>> Start Excerpted data

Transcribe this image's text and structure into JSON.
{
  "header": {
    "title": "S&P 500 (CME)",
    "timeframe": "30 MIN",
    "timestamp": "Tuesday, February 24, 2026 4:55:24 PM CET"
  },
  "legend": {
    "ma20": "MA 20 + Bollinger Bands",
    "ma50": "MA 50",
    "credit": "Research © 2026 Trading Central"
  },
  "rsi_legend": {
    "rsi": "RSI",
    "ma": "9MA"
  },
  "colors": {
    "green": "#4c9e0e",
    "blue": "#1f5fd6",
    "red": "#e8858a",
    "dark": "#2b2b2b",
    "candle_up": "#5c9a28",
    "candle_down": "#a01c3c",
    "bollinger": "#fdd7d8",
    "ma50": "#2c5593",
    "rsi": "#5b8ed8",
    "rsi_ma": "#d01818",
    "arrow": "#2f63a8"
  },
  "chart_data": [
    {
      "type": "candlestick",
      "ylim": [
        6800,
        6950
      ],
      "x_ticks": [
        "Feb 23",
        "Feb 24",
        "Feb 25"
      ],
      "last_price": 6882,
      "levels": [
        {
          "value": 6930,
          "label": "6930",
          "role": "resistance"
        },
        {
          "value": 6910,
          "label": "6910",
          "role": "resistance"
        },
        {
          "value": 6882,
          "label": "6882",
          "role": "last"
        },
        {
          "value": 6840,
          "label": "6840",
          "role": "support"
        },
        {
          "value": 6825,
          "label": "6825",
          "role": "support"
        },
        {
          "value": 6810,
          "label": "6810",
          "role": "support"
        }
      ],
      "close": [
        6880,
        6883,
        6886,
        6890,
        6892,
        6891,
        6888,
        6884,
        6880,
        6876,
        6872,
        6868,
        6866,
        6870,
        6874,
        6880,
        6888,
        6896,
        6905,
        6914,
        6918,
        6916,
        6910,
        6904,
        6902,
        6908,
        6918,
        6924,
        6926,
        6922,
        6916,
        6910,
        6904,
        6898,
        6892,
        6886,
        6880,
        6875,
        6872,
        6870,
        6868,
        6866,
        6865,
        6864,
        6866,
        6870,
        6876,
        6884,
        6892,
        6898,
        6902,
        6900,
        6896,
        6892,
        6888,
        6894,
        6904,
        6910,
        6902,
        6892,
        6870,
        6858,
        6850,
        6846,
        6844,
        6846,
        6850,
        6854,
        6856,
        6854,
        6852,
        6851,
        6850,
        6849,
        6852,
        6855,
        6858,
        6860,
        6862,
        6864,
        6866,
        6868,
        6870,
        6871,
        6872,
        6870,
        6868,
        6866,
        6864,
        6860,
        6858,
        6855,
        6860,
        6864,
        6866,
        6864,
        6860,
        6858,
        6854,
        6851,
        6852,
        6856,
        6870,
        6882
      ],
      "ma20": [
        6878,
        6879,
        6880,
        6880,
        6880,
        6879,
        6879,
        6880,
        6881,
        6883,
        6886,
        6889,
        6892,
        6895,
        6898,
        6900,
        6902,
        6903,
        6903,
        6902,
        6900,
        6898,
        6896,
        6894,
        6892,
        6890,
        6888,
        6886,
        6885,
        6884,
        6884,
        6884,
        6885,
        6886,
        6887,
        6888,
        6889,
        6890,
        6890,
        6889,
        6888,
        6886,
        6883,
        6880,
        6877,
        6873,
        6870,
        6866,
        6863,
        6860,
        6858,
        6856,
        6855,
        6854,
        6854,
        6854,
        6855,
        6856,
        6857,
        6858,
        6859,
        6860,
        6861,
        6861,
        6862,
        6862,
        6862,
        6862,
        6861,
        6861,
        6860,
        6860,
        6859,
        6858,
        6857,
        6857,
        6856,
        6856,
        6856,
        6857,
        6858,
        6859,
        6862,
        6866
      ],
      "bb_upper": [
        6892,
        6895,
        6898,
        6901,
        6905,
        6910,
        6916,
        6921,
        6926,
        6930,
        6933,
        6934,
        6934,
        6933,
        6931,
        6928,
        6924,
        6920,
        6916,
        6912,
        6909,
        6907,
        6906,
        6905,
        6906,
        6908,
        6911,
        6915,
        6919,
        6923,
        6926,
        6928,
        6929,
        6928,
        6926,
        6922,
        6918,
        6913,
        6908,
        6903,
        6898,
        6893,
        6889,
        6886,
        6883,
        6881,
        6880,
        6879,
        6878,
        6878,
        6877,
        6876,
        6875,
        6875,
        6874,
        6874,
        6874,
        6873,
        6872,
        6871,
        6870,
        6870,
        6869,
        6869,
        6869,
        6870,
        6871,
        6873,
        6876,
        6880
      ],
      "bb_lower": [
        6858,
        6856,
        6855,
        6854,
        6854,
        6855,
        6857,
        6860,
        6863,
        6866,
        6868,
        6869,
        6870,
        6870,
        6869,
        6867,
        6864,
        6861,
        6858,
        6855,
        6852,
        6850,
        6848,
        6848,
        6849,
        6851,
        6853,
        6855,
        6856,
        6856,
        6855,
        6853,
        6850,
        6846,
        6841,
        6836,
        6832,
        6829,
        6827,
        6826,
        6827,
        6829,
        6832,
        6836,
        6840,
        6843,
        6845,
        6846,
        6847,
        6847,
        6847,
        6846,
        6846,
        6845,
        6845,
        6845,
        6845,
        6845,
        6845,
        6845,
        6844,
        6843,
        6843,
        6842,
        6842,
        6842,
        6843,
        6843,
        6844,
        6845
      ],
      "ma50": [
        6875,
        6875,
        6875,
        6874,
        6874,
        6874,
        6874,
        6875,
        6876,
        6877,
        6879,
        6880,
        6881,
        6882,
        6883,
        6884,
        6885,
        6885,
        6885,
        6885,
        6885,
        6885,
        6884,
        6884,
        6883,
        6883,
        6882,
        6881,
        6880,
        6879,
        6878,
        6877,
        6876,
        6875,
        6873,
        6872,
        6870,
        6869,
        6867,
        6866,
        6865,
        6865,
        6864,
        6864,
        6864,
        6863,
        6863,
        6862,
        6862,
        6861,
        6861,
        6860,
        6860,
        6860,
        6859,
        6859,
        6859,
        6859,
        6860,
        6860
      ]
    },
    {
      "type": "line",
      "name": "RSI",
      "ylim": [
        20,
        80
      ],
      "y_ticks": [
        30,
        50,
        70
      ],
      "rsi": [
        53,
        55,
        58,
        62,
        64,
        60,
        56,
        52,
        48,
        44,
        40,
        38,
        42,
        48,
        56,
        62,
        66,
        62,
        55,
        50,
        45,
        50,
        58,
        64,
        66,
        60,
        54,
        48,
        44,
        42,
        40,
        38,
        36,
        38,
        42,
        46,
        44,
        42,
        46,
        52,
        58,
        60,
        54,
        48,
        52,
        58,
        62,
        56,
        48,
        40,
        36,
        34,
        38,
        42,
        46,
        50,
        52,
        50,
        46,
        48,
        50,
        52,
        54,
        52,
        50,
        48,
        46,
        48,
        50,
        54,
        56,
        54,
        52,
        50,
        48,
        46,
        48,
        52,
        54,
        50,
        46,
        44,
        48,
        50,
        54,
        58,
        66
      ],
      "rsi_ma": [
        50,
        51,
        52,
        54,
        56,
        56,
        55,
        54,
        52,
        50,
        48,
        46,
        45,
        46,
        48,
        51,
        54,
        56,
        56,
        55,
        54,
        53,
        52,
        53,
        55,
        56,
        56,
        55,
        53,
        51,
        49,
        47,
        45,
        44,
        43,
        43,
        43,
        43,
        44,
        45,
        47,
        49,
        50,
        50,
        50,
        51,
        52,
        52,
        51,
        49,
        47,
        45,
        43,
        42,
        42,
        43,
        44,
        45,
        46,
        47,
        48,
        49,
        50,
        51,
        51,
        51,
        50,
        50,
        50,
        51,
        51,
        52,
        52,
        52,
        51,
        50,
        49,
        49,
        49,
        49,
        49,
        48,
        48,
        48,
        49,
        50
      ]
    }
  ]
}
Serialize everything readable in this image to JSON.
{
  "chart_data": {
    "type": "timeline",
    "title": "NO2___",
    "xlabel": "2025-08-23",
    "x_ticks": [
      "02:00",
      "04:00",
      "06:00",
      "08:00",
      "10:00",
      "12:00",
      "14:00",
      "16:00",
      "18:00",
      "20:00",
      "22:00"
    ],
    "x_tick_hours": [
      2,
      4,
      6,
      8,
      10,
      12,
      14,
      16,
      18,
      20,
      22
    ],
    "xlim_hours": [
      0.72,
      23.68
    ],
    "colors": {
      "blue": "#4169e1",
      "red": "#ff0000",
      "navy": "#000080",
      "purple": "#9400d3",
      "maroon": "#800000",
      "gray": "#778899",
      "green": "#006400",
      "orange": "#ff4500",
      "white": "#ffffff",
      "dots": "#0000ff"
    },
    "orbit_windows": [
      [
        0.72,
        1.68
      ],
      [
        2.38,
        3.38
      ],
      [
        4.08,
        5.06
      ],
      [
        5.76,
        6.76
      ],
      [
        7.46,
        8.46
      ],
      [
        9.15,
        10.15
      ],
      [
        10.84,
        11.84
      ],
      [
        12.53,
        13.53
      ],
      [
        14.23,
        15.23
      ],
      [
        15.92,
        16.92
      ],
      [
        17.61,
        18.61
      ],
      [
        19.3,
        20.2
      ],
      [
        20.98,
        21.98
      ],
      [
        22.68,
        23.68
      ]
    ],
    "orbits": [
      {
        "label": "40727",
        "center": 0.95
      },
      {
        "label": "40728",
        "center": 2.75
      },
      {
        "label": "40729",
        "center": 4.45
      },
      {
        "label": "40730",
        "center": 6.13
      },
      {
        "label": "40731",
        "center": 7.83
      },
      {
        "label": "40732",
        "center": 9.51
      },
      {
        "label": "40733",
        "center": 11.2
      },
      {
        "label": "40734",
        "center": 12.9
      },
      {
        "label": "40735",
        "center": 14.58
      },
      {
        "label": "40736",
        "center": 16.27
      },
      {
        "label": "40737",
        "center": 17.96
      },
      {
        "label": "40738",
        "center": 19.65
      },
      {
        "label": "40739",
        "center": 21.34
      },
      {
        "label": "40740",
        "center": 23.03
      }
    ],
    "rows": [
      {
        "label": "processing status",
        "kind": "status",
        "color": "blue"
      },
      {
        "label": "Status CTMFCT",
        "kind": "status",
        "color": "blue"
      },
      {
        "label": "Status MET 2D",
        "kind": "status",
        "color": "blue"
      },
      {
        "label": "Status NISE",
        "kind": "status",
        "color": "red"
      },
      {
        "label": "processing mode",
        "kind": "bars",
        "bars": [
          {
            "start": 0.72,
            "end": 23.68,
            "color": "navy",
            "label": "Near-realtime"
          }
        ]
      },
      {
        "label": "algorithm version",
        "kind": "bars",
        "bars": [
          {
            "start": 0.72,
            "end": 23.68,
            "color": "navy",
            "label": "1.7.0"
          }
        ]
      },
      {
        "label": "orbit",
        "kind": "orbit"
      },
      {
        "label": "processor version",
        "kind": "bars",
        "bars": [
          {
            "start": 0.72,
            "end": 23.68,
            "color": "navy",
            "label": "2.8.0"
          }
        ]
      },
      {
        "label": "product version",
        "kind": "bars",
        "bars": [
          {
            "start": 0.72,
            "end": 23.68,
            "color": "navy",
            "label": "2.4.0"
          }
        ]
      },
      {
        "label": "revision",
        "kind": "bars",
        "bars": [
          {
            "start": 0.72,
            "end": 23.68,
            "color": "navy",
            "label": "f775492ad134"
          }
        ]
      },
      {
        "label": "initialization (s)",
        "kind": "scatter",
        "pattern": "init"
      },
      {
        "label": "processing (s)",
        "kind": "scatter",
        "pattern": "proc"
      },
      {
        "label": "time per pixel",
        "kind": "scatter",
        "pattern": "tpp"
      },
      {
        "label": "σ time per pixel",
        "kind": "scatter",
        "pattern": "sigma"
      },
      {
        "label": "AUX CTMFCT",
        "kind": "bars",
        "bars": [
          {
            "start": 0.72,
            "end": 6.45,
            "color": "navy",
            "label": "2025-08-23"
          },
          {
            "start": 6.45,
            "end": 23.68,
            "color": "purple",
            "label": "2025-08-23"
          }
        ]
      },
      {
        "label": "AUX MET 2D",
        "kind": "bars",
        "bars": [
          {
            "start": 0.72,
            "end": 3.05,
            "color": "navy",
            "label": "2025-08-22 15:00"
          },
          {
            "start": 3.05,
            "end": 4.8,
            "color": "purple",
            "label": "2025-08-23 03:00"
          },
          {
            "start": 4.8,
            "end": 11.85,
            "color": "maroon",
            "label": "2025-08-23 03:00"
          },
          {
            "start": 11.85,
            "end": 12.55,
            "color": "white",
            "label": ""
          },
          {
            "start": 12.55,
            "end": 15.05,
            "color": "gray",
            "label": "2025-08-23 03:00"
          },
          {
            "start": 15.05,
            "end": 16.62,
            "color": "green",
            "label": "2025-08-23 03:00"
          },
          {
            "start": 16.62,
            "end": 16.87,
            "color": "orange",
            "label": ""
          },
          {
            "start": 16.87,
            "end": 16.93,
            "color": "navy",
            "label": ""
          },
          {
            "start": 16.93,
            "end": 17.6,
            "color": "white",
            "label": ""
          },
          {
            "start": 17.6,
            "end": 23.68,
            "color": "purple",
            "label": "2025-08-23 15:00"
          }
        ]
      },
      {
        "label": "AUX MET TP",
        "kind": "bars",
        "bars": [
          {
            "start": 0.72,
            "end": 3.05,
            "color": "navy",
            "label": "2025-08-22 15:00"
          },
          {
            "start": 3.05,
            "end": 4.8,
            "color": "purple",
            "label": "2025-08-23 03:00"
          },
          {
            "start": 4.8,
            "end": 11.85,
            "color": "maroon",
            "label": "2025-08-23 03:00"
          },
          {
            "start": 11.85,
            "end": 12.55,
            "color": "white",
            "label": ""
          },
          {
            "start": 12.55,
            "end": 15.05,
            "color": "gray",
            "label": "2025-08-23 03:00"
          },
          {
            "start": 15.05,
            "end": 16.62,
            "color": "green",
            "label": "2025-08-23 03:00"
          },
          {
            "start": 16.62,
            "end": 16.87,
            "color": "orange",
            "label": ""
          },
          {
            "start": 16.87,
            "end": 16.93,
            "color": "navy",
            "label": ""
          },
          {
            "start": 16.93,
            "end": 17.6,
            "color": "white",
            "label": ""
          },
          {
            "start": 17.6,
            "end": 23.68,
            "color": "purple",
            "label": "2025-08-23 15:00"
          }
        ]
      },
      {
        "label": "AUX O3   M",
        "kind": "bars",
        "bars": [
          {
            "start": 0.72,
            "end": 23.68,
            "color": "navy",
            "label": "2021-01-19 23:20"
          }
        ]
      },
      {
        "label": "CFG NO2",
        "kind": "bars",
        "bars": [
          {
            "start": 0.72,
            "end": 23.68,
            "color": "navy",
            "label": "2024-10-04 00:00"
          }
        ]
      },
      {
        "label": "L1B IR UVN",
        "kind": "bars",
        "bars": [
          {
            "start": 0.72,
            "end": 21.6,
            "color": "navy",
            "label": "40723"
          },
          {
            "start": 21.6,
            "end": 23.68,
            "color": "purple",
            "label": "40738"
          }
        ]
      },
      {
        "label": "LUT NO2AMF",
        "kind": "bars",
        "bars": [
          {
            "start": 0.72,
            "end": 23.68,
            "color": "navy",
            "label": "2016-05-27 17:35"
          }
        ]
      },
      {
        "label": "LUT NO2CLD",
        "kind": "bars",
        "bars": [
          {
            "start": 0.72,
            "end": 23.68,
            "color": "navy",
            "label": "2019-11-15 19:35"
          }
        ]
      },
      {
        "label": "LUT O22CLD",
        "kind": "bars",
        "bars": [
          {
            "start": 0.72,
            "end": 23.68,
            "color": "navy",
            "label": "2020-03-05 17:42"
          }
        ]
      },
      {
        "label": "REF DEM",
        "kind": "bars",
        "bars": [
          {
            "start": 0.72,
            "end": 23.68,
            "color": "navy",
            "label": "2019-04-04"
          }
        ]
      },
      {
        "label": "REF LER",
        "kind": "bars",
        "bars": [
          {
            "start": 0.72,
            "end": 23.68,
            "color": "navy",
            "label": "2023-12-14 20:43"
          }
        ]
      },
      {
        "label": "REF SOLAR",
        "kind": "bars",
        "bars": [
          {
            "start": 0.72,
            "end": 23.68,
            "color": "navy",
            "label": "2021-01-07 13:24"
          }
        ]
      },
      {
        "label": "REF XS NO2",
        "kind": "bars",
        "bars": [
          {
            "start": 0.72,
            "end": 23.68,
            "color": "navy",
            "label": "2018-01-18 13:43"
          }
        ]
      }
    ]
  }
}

>> End Excerpted data

Copy out every line from the records that has the word "JSON".

Transcribe this image's text and structure into JSON.
Serialize everything readable in this image to JSON.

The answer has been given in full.